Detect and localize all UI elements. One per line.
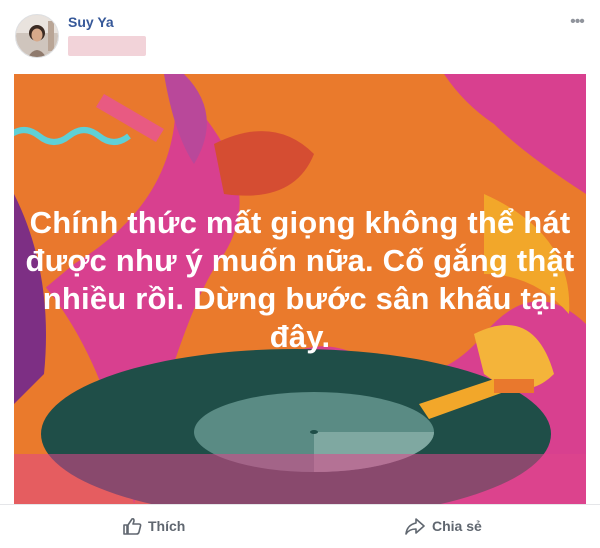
post-background-image: Chính thức mất giọng không thể hát được … [14, 74, 586, 504]
share-arrow-icon [405, 518, 425, 535]
share-label: Chia sẻ [432, 518, 482, 534]
thumbs-up-icon [123, 517, 142, 535]
post-header: Suy Ya ••• [0, 0, 600, 72]
status-text: Chính thức mất giọng không thể hát được … [25, 205, 575, 354]
avatar-image [16, 15, 58, 57]
author-name[interactable]: Suy Ya [68, 14, 114, 30]
avatar[interactable] [15, 14, 59, 58]
like-button[interactable]: Thích [122, 515, 185, 537]
like-label: Thích [148, 518, 186, 534]
post-actions-bar: Thích Chia sẻ [0, 504, 600, 548]
facebook-post: Suy Ya ••• Chính thức mất giọng không th… [0, 0, 600, 548]
share-button[interactable]: Chia sẻ [404, 515, 482, 537]
post-timestamp-redacted [68, 36, 146, 56]
more-options-icon[interactable]: ••• [566, 12, 588, 32]
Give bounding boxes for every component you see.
+ + + +
* **YOUR OBJECTIVE**:
Edit the records above so that every occurrence of "interactable" becomes "clickable", keeping all other text unchanged and omitting the picture.

* **FINISHED ANSWER**:
Detect and localize all UI elements. One per line.
post-background-image: Chính thức mất giọng không thể hát được … [14, 74, 586, 504]
share-arrow-icon [405, 518, 425, 535]
share-label: Chia sẻ [432, 518, 482, 534]
thumbs-up-icon [123, 517, 142, 535]
post-header: Suy Ya ••• [0, 0, 600, 72]
status-text: Chính thức mất giọng không thể hát được … [25, 205, 575, 354]
avatar-image [16, 15, 58, 57]
author-name[clickable]: Suy Ya [68, 14, 114, 30]
avatar[clickable] [15, 14, 59, 58]
like-button[clickable]: Thích [122, 515, 185, 537]
like-label: Thích [148, 518, 186, 534]
post-actions-bar: Thích Chia sẻ [0, 504, 600, 548]
facebook-post: Suy Ya ••• Chính thức mất giọng không th… [0, 0, 600, 548]
share-button[clickable]: Chia sẻ [404, 515, 482, 537]
post-timestamp-redacted [68, 36, 146, 56]
more-options-icon[clickable]: ••• [566, 12, 588, 32]
Give bounding boxes for every component you see.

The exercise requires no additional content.